> Extracted data entries:
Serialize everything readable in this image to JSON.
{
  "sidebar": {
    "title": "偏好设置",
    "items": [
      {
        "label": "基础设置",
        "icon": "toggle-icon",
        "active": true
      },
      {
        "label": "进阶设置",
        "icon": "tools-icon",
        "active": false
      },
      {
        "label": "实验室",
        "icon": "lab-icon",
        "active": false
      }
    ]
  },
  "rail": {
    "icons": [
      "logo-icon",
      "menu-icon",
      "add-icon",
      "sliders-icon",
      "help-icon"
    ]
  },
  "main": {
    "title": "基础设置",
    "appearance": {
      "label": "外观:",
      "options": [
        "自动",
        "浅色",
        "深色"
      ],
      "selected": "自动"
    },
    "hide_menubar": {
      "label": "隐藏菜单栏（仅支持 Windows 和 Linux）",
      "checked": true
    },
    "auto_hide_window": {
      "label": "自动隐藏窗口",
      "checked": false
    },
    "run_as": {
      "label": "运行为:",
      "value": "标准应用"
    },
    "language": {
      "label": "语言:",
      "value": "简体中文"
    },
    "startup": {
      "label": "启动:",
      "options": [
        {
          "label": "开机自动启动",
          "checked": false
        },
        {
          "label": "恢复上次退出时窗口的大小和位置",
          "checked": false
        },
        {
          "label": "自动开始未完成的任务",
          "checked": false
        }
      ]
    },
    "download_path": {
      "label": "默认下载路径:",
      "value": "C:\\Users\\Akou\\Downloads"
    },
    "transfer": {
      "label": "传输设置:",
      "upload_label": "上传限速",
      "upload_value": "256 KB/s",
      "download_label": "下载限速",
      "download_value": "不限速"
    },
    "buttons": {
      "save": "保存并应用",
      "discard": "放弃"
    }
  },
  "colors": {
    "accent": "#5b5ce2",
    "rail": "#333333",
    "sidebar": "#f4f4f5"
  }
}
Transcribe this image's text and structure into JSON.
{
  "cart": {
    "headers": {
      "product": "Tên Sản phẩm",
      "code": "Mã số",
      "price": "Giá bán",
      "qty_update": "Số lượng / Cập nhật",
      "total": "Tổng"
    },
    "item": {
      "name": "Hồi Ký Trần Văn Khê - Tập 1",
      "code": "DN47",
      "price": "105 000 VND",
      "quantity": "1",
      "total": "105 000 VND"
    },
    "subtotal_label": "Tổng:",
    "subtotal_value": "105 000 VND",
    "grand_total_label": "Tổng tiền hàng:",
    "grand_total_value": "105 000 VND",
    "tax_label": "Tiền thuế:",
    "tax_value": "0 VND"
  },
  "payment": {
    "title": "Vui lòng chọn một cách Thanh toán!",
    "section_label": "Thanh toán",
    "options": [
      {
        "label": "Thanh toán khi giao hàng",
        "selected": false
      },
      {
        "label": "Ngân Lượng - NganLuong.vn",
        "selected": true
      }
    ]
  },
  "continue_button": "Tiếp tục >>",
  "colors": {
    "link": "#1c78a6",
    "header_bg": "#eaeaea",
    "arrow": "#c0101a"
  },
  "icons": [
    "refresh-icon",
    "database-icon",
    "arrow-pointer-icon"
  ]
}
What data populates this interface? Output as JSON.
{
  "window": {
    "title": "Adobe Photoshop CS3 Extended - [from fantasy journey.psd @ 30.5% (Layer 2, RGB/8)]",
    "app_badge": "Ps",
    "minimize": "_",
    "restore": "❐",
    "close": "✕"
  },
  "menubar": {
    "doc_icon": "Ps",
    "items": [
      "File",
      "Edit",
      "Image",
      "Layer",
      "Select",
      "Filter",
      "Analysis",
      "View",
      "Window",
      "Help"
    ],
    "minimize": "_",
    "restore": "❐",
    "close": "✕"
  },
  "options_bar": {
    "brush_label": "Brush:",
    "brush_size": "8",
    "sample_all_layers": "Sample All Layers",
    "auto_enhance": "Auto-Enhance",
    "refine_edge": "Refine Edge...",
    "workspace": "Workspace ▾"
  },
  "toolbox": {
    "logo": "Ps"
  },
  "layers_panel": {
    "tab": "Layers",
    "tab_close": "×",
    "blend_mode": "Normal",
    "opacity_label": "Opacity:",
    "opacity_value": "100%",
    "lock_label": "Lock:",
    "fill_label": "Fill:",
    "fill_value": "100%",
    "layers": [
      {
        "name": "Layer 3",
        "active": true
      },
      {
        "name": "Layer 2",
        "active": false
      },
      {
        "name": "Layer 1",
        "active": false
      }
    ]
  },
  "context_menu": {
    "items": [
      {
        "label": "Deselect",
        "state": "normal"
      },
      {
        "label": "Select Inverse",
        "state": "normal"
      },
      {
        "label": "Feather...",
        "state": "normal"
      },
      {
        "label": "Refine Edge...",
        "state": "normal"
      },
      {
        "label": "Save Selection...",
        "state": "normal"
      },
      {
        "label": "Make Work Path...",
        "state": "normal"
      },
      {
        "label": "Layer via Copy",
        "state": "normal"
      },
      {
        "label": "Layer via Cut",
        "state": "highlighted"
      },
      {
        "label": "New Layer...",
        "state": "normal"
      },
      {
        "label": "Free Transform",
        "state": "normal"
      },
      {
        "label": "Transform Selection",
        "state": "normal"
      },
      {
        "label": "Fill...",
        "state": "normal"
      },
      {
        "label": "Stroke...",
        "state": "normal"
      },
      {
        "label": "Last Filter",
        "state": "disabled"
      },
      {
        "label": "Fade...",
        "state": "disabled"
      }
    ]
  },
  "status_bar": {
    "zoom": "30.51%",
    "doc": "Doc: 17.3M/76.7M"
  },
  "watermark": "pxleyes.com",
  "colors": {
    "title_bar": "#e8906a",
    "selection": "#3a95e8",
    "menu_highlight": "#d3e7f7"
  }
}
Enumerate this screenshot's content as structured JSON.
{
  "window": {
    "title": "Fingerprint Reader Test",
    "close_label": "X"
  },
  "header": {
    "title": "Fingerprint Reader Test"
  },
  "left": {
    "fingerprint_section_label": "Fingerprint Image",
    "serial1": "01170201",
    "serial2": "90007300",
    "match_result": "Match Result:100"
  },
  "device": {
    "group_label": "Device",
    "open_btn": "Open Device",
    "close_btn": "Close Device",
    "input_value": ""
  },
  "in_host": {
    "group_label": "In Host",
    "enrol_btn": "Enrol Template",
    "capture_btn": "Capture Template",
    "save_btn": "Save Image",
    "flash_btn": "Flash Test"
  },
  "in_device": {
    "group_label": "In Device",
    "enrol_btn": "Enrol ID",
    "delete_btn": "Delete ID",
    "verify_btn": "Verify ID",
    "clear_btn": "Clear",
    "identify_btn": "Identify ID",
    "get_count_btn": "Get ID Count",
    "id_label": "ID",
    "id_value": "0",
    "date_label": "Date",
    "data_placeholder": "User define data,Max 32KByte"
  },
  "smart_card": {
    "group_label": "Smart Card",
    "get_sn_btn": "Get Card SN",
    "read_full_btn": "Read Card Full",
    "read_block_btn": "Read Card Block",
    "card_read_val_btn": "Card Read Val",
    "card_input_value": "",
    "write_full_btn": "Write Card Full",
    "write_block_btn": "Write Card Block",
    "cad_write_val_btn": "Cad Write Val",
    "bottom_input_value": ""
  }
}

> GOAL:
Nothing in the listing may be changed; retype it all exactly.

> RESULT OF THIS TASK:
Serialize everything readable in this image to JSON.
{
  "sidebar": {
    "title": "偏好设置",
    "items": [
      {
        "label": "基础设置",
        "icon": "toggle-icon",
        "active": true
      },
      {
        "label": "进阶设置",
        "icon": "tools-icon",
        "active": false
      },
      {
        "label": "实验室",
        "icon": "lab-icon",
        "active": false
      }
    ]
  },
  "rail": {
    "icons": [
      "logo-icon",
      "menu-icon",
      "add-icon",
      "sliders-icon",
      "help-icon"
    ]
  },
  "main": {
    "title": "基础设置",
    "appearance": {
      "label": "外观:",
      "options": [
        "自动",
        "浅色",
        "深色"
      ],
      "selected": "自动"
    },
    "hide_menubar": {
      "label": "隐藏菜单栏（仅支持 Windows 和 Linux）",
      "checked": true
    },
    "auto_hide_window": {
      "label": "自动隐藏窗口",
      "checked": false
    },
    "run_as": {
      "label": "运行为:",
      "value": "标准应用"
    },
    "language": {
      "label": "语言:",
      "value": "简体中文"
    },
    "startup": {
      "label": "启动:",
      "options": [
        {
          "label": "开机自动启动",
          "checked": false
        },
        {
          "label": "恢复上次退出时窗口的大小和位置",
          "checked": false
        },
        {
          "label": "自动开始未完成的任务",
          "checked": false
        }
      ]
    },
    "download_path": {
      "label": "默认下载路径:",
      "value": "C:\\Users\\Akou\\Downloads"
    },
    "transfer": {
      "label": "传输设置:",
      "upload_label": "上传限速",
      "upload_value": "256 KB/s",
      "download_label": "下载限速",
      "download_value": "不限速"
    },
    "buttons": {
      "save": "保存并应用",
      "discard": "放弃"
    }
  },
  "colors": {
    "accent": "#5b5ce2",
    "rail": "#333333",
    "sidebar": "#f4f4f5"
  }
}
Transcribe this image's text and structure into JSON.
{
  "cart": {
    "headers": {
      "product": "Tên Sản phẩm",
      "code": "Mã số",
      "price": "Giá bán",
      "qty_update": "Số lượng / Cập nhật",
      "total": "Tổng"
    },
    "item": {
      "name": "Hồi Ký Trần Văn Khê - Tập 1",
      "code": "DN47",
      "price": "105 000 VND",
      "quantity": "1",
      "total": "105 000 VND"
    },
    "subtotal_label": "Tổng:",
    "subtotal_value": "105 000 VND",
    "grand_total_label": "Tổng tiền hàng:",
    "grand_total_value": "105 000 VND",
    "tax_label": "Tiền thuế:",
    "tax_value": "0 VND"
  },
  "payment": {
    "title": "Vui lòng chọn một cách Thanh toán!",
    "section_label": "Thanh toán",
    "options": [
      {
        "label": "Thanh toán khi giao hàng",
        "selected": false
      },
      {
        "label": "Ngân Lượng - NganLuong.vn",
        "selected": true
      }
    ]
  },
  "continue_button": "Tiếp tục >>",
  "colors": {
    "link": "#1c78a6",
    "header_bg": "#eaeaea",
    "arrow": "#c0101a"
  },
  "icons": [
    "refresh-icon",
    "database-icon",
    "arrow-pointer-icon"
  ]
}
What data populates this interface? Output as JSON.
{
  "window": {
    "title": "Adobe Photoshop CS3 Extended - [from fantasy journey.psd @ 30.5% (Layer 2, RGB/8)]",
    "app_badge": "Ps",
    "minimize": "_",
    "restore": "❐",
    "close": "✕"
  },
  "menubar": {
    "doc_icon": "Ps",
    "items": [
      "File",
      "Edit",
      "Image",
      "Layer",
      "Select",
      "Filter",
      "Analysis",
      "View",
      "Window",
      "Help"
    ],
    "minimize": "_",
    "restore": "❐",
    "close": "✕"
  },
  "options_bar": {
    "brush_label": "Brush:",
    "brush_size": "8",
    "sample_all_layers": "Sample All Layers",
    "auto_enhance": "Auto-Enhance",
    "refine_edge": "Refine Edge...",
    "workspace": "Workspace ▾"
  },
  "toolbox": {
    "logo": "Ps"
  },
  "layers_panel": {
    "tab": "Layers",
    "tab_close": "×",
    "blend_mode": "Normal",
    "opacity_label": "Opacity:",
    "opacity_value": "100%",
    "lock_label": "Lock:",
    "fill_label": "Fill:",
    "fill_value": "100%",
    "layers": [
      {
        "name": "Layer 3",
        "active": true
      },
      {
        "name": "Layer 2",
        "active": false
      },
      {
        "name": "Layer 1",
        "active": false
      }
    ]
  },
  "context_menu": {
    "items": [
      {
        "label": "Deselect",
        "state": "normal"
      },
      {
        "label": "Select Inverse",
        "state": "normal"
      },
      {
        "label": "Feather...",
        "state": "normal"
      },
      {
        "label": "Refine Edge...",
        "state": "normal"
      },
      {
        "label": "Save Selection...",
        "state": "normal"
      },
      {
        "label": "Make Work Path...",
        "state": "normal"
      },
      {
        "label": "Layer via Copy",
        "state": "normal"
      },
      {
        "label": "Layer via Cut",
        "state": "highlighted"
      },
      {
        "label": "New Layer...",
        "state": "normal"
      },
      {
        "label": "Free Transform",
        "state": "normal"
      },
      {
        "label": "Transform Selection",
        "state": "normal"
      },
      {
        "label": "Fill...",
        "state": "normal"
      },
      {
        "label": "Stroke...",
        "state": "normal"
      },
      {
        "label": "Last Filter",
        "state": "disabled"
      },
      {
        "label": "Fade...",
        "state": "disabled"
      }
    ]
  },
  "status_bar": {
    "zoom": "30.51%",
    "doc": "Doc: 17.3M/76.7M"
  },
  "watermark": "pxleyes.com",
  "colors": {
    "title_bar": "#e8906a",
    "selection": "#3a95e8",
    "menu_highlight": "#d3e7f7"
  }
}
Enumerate this screenshot's content as structured JSON.
{
  "window": {
    "title": "Fingerprint Reader Test",
    "close_label": "X"
  },
  "header": {
    "title": "Fingerprint Reader Test"
  },
  "left": {
    "fingerprint_section_label": "Fingerprint Image",
    "serial1": "01170201",
    "serial2": "90007300",
    "match_result": "Match Result:100"
  },
  "device": {
    "group_label": "Device",
    "open_btn": "Open Device",
    "close_btn": "Close Device",
    "input_value": ""
  },
  "in_host": {
    "group_label": "In Host",
    "enrol_btn": "Enrol Template",
    "capture_btn": "Capture Template",
    "save_btn": "Save Image",
    "flash_btn": "Flash Test"
  },
  "in_device": {
    "group_label": "In Device",
    "enrol_btn": "Enrol ID",
    "delete_btn": "Delete ID",
    "verify_btn": "Verify ID",
    "clear_btn": "Clear",
    "identify_btn": "Identify ID",
    "get_count_btn": "Get ID Count",
    "id_label": "ID",
    "id_value": "0",
    "date_label": "Date",
    "data_placeholder": "User define data,Max 32KByte"
  },
  "smart_card": {
    "group_label": "Smart Card",
    "get_sn_btn": "Get Card SN",
    "read_full_btn": "Read Card Full",
    "read_block_btn": "Read Card Block",
    "card_read_val_btn": "Card Read Val",
    "card_input_value": "",
    "write_full_btn": "Write Card Full",
    "write_block_btn": "Write Card Block",
    "cad_write_val_btn": "Cad Write Val",
    "bottom_input_value": ""
  }
}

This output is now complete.